--- begin ---

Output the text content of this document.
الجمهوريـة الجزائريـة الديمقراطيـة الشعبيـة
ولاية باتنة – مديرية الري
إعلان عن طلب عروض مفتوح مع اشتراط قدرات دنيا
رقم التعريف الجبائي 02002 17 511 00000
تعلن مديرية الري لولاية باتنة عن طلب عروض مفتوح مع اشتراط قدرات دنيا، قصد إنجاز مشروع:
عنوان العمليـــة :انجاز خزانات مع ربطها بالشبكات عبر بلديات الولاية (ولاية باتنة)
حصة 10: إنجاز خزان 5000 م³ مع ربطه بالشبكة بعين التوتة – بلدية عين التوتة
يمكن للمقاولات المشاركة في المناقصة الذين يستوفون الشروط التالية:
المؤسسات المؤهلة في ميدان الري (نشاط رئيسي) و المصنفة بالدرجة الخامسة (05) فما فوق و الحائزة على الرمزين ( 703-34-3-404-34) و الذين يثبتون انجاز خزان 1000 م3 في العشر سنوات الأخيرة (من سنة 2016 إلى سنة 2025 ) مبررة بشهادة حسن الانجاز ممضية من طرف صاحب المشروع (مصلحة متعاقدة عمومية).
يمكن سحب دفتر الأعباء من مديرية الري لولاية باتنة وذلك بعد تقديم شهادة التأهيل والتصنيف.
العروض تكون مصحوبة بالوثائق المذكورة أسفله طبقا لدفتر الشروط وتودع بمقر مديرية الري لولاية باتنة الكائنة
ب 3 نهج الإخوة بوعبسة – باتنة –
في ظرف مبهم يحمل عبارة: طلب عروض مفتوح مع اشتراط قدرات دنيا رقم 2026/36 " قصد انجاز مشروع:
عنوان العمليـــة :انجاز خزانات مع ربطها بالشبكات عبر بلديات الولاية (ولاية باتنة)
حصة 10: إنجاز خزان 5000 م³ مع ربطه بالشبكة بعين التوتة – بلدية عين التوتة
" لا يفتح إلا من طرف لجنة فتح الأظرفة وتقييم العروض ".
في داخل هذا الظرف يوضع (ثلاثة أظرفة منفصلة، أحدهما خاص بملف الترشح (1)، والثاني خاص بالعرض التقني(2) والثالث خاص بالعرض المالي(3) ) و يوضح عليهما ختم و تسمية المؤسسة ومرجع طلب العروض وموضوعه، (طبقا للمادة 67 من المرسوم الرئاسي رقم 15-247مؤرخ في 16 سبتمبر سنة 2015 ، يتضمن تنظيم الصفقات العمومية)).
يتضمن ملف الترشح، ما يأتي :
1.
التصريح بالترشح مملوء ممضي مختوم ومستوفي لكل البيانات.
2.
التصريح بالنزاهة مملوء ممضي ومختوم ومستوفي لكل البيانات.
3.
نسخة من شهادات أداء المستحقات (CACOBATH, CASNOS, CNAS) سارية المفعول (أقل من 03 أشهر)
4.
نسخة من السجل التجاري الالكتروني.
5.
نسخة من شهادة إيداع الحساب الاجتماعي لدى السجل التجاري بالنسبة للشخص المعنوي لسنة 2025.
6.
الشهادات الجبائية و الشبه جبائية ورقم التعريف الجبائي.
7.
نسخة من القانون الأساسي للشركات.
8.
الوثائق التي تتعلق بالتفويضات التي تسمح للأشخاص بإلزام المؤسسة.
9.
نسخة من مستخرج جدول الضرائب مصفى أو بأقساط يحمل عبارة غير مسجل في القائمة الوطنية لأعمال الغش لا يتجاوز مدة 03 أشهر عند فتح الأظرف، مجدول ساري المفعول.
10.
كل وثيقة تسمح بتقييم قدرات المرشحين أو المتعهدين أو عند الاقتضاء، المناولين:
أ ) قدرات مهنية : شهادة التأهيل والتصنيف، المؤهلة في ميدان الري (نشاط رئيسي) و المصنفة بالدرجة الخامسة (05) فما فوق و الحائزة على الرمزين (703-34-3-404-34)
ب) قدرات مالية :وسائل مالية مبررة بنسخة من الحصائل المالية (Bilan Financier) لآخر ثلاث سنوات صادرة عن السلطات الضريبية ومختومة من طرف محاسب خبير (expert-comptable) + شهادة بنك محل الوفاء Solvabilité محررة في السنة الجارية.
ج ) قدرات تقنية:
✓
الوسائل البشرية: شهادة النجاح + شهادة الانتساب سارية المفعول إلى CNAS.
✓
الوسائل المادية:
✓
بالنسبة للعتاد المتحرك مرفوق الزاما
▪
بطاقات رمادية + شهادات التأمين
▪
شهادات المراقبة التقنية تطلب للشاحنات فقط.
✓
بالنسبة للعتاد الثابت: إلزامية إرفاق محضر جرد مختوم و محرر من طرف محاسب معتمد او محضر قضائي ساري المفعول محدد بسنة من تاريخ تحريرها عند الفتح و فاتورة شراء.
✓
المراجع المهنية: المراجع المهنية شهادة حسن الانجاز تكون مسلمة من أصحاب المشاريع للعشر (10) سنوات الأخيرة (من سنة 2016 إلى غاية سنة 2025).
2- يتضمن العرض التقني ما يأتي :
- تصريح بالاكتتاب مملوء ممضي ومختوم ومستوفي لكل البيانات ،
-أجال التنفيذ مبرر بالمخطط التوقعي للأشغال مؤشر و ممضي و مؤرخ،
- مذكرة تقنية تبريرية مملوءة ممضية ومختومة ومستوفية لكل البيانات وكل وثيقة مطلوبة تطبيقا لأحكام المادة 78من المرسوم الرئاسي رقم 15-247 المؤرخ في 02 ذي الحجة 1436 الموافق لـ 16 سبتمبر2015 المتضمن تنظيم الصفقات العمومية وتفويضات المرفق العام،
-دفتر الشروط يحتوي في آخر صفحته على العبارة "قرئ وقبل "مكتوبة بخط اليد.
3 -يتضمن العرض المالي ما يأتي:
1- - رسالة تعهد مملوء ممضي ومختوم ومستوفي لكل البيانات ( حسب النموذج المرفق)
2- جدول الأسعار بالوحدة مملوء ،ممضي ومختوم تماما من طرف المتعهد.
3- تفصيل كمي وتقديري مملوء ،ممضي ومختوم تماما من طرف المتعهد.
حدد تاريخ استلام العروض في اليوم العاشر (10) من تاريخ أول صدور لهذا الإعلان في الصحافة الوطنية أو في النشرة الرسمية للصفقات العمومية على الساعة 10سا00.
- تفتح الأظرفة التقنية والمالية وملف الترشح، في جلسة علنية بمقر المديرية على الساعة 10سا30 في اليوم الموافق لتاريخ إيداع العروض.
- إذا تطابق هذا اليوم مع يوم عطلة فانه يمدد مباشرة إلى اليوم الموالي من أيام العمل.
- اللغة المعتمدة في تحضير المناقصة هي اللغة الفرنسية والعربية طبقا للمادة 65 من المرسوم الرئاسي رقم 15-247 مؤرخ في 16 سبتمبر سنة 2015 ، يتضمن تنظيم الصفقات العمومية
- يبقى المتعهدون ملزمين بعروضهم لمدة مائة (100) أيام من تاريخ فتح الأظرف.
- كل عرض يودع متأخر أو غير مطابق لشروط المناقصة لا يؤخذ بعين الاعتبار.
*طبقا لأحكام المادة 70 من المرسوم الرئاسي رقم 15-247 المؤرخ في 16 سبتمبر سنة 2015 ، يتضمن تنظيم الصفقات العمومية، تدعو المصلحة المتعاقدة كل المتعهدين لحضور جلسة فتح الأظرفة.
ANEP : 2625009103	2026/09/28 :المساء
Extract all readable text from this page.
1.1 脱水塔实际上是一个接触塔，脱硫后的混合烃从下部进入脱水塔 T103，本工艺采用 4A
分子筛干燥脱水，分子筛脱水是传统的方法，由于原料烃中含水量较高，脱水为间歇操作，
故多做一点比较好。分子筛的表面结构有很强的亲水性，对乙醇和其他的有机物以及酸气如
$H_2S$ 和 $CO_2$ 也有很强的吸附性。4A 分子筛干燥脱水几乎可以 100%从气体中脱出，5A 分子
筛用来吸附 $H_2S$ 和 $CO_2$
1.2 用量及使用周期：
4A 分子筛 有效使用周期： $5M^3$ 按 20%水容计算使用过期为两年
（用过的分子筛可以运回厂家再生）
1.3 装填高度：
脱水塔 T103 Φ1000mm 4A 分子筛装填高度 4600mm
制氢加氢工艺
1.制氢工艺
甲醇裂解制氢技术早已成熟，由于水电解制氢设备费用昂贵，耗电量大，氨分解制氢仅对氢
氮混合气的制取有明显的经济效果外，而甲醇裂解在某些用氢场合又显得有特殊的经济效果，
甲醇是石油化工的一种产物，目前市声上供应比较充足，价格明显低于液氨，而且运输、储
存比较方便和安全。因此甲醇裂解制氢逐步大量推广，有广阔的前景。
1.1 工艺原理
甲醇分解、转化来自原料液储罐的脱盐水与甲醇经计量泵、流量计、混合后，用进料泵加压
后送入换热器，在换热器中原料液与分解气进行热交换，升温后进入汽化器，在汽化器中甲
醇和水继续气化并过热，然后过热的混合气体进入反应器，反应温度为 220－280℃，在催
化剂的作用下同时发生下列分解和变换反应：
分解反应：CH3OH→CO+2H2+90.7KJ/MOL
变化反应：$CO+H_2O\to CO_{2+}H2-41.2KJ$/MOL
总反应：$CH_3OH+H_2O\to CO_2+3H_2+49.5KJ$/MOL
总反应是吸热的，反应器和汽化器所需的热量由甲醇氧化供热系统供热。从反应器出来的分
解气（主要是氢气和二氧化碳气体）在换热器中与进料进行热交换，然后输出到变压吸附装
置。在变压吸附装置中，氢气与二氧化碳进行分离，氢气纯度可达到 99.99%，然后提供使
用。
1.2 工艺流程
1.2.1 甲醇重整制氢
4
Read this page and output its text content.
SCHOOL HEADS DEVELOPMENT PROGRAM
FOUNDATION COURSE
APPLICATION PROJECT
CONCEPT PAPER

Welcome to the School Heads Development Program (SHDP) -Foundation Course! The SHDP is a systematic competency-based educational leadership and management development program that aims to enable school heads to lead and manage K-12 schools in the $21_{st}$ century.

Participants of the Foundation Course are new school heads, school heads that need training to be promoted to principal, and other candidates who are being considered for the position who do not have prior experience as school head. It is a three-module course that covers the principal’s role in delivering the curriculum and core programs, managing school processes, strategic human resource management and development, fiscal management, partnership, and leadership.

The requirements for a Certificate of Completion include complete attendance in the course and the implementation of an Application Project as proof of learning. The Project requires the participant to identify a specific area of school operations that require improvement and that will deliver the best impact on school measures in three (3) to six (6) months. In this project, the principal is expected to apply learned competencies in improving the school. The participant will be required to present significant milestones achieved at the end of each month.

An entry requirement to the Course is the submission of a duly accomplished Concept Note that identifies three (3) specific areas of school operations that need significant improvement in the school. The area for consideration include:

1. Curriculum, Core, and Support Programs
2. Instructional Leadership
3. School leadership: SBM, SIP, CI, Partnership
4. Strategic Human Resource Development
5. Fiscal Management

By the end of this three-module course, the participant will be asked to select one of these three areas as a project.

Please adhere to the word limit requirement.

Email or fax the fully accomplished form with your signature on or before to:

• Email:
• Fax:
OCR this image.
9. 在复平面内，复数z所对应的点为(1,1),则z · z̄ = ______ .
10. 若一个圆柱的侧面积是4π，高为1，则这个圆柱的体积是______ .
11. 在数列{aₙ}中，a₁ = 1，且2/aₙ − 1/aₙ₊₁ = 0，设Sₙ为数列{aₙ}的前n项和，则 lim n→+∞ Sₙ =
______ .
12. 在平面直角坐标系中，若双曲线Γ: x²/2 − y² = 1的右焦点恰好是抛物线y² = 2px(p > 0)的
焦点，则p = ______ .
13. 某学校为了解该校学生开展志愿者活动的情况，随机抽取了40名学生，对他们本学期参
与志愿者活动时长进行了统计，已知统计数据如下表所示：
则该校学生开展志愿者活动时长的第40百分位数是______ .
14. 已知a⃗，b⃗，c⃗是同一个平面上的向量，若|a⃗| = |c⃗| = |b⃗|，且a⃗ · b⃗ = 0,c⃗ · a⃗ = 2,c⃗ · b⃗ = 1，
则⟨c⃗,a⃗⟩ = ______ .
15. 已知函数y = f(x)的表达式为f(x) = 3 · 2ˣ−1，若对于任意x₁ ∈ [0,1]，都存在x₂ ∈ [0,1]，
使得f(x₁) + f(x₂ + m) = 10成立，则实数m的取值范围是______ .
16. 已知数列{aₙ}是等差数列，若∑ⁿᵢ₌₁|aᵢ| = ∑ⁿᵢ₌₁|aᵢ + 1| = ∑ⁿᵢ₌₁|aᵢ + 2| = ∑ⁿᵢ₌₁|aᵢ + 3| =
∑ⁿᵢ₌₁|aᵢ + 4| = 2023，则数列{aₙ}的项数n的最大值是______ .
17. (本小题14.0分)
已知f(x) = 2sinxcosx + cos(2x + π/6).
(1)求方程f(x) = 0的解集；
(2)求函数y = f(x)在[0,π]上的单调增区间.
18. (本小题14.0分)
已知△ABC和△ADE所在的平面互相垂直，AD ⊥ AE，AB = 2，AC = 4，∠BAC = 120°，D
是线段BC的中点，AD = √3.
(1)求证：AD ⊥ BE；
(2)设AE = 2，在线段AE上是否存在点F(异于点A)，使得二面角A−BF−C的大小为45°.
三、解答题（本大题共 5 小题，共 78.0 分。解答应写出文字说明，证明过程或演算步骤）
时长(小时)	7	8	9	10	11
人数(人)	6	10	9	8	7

--- end ---

> _WHAT NEEDS TO BE DONE_: Give only the number of lines in the listing above that include the string "text".

> _THE RESPONSE_: 3